◆ Task ◆
Take every line that has the string "right" and copy it out.

◆ Supplied data ◆
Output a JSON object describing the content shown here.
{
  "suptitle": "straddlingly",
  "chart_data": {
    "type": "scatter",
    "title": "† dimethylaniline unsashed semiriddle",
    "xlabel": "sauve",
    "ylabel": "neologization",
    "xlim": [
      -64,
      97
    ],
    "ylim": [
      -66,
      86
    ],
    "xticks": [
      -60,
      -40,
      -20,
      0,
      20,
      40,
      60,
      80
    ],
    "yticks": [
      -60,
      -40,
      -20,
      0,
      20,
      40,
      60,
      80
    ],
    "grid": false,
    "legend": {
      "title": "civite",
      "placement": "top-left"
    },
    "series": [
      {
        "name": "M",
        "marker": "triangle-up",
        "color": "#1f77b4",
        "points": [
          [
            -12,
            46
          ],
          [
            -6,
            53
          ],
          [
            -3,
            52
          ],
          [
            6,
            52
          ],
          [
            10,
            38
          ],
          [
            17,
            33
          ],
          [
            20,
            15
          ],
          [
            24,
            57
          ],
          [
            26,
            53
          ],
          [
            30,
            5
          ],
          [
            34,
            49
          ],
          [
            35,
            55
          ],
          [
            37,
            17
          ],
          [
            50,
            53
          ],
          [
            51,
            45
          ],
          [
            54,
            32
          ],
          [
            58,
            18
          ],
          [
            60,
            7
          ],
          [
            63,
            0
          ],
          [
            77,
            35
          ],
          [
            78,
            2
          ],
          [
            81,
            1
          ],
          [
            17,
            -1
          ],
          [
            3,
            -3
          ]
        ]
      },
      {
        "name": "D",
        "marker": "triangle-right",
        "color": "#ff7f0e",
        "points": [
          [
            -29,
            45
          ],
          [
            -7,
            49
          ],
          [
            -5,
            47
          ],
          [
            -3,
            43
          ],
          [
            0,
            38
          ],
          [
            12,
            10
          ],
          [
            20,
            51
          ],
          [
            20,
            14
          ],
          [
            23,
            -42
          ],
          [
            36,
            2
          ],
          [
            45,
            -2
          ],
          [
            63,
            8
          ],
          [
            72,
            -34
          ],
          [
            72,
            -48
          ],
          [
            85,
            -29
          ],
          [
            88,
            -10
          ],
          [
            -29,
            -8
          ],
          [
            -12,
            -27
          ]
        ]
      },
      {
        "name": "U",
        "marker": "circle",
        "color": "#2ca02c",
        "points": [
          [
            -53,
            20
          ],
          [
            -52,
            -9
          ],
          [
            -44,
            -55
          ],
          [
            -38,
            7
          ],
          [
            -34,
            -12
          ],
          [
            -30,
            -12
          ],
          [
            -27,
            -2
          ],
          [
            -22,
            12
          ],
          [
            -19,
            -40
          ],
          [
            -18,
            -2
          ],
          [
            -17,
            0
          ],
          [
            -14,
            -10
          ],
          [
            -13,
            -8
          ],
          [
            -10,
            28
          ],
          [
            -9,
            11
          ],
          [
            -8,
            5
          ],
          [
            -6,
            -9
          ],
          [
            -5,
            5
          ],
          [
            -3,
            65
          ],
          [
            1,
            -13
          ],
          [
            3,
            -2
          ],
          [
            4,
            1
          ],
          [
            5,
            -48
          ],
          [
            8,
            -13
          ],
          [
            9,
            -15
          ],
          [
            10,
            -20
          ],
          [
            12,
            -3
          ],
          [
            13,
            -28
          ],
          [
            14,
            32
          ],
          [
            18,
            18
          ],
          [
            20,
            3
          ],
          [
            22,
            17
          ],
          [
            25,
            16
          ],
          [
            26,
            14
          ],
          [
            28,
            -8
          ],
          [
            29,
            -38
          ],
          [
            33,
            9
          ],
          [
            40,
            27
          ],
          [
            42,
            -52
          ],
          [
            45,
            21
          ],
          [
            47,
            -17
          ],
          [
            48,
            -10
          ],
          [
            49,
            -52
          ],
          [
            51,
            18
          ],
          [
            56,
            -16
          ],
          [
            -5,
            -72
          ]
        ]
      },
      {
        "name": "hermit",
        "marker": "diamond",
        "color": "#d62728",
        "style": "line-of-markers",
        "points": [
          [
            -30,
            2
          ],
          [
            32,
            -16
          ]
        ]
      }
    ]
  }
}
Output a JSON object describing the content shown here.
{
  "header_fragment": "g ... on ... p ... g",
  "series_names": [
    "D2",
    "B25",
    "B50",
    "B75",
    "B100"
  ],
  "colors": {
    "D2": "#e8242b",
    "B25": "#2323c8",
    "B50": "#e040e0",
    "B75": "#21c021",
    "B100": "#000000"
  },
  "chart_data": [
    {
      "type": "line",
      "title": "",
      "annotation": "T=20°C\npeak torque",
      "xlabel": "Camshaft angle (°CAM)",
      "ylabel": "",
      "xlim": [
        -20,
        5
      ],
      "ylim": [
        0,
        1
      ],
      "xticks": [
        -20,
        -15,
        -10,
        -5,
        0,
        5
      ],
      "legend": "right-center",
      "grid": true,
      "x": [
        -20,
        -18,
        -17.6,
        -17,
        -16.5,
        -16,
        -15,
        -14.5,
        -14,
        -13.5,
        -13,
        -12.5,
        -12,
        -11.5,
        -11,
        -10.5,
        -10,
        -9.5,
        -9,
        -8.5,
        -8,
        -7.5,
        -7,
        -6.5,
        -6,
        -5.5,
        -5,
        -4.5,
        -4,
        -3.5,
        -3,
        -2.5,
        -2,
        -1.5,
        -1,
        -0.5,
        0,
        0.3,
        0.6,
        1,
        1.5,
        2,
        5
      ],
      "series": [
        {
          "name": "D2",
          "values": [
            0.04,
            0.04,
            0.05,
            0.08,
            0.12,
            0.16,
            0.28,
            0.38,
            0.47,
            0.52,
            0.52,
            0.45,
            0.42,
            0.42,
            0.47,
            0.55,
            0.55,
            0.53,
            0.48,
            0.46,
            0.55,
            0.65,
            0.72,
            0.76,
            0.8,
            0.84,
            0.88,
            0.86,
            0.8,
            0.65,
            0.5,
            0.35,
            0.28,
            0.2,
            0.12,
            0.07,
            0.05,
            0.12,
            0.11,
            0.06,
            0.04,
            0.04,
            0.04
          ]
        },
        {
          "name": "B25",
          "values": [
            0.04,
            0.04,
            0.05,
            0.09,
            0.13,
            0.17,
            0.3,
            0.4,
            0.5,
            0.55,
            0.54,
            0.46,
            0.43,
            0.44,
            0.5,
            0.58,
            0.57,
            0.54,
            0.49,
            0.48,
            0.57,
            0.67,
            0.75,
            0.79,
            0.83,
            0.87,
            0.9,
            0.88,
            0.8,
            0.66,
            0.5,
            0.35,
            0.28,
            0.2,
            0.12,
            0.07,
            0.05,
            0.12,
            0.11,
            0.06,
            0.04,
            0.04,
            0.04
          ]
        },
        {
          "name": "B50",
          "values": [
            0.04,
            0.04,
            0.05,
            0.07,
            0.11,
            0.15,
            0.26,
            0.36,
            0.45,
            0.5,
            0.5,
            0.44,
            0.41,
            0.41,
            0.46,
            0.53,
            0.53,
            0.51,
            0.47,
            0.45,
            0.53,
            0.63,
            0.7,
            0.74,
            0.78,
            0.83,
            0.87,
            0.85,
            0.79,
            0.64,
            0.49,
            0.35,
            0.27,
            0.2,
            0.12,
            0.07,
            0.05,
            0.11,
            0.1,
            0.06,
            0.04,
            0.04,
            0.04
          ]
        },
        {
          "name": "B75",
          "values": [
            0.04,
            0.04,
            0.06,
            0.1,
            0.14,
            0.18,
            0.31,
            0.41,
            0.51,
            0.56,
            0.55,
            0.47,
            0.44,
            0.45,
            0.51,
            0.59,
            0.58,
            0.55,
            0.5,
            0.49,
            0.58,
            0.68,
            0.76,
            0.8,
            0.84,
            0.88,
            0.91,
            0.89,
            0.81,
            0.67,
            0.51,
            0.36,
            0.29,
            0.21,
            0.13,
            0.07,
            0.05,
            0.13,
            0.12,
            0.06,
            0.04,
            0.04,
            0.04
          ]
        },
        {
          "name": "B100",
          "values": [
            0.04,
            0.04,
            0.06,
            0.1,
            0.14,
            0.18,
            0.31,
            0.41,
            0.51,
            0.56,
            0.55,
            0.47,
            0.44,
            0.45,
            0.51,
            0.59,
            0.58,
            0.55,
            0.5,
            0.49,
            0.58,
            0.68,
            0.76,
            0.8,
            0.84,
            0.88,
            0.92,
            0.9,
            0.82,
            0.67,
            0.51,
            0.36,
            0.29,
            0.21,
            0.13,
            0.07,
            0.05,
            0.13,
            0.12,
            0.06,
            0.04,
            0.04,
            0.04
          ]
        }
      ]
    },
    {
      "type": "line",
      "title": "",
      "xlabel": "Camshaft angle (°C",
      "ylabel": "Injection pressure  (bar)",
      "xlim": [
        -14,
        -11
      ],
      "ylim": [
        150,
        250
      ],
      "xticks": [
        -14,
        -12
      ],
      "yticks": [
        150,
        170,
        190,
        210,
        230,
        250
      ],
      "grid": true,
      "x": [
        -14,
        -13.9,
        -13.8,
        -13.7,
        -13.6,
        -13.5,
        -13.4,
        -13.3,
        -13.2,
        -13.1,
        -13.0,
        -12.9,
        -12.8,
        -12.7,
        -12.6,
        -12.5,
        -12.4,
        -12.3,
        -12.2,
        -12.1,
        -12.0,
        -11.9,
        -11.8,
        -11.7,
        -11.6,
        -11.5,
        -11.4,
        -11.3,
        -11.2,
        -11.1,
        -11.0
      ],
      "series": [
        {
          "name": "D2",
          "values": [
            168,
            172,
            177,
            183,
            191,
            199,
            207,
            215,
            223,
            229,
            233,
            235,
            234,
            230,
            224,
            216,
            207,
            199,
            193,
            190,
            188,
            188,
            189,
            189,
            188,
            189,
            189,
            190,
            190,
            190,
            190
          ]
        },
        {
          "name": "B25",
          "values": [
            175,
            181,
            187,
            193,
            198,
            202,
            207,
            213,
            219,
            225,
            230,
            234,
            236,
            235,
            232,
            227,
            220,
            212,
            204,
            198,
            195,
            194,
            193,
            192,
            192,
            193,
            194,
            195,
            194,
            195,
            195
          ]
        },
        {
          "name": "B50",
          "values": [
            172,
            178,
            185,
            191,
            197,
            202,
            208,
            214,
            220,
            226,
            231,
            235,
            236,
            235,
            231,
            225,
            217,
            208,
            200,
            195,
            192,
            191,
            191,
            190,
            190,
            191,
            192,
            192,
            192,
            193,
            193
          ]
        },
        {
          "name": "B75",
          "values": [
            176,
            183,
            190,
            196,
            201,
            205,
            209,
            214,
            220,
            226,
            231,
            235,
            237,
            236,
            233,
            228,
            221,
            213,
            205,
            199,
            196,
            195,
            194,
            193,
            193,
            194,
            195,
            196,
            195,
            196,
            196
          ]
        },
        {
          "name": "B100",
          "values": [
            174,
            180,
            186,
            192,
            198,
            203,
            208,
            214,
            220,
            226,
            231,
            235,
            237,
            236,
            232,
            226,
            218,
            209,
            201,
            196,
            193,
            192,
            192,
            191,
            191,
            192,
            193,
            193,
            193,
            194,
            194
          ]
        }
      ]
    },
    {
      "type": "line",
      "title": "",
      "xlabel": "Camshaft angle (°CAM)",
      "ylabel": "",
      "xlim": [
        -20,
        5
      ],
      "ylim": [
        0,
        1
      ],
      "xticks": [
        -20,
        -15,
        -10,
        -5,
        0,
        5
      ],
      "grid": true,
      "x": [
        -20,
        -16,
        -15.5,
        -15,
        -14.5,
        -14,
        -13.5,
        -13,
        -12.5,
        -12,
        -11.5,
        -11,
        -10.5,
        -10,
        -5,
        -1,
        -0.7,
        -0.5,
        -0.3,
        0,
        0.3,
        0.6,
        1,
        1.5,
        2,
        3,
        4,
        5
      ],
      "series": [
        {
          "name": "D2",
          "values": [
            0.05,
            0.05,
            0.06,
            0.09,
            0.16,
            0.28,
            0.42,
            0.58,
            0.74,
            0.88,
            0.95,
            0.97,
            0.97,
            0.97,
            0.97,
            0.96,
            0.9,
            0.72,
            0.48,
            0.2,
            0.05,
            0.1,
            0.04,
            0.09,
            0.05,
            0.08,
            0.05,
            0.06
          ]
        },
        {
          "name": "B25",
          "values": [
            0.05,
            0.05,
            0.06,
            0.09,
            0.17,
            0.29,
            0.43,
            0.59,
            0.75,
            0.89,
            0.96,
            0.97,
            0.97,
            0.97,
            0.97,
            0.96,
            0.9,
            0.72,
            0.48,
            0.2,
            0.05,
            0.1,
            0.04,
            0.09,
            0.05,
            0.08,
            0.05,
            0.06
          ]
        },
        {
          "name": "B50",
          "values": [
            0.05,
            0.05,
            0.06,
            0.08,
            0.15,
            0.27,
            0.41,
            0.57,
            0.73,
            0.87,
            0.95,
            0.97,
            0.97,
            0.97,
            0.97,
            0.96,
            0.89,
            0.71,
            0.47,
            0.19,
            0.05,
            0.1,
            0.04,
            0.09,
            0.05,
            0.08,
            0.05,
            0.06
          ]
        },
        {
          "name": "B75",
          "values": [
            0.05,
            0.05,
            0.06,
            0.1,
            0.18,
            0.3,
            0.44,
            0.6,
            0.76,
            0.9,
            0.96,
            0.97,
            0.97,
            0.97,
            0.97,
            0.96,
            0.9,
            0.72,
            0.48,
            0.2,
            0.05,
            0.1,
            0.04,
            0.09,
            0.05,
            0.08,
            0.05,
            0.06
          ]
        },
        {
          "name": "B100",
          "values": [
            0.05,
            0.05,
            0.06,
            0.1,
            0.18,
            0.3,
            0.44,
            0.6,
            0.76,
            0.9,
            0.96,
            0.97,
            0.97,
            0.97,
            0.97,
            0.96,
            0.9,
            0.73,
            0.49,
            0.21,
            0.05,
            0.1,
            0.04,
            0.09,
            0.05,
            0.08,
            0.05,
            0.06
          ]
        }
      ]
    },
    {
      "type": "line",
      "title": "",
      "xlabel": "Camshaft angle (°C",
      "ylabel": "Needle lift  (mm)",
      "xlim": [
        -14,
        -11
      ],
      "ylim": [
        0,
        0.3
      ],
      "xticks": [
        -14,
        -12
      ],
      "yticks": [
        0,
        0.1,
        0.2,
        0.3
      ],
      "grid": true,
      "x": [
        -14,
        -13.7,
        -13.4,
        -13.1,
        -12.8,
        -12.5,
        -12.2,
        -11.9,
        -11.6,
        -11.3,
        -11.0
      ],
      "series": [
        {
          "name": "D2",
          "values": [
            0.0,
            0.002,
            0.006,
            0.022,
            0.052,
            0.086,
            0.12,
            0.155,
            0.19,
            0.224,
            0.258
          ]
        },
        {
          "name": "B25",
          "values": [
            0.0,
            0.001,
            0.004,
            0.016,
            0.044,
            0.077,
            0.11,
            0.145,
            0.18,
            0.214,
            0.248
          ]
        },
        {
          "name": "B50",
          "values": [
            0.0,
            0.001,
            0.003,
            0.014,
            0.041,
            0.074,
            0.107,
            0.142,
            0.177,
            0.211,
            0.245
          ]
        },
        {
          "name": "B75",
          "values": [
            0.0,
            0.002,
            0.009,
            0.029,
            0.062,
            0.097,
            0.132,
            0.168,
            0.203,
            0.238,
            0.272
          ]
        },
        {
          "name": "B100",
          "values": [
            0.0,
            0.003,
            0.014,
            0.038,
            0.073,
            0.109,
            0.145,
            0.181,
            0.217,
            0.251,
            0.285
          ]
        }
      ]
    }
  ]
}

◆ Solution for this task ◆
        "marker": "triangle-right",
      "legend": "right-center",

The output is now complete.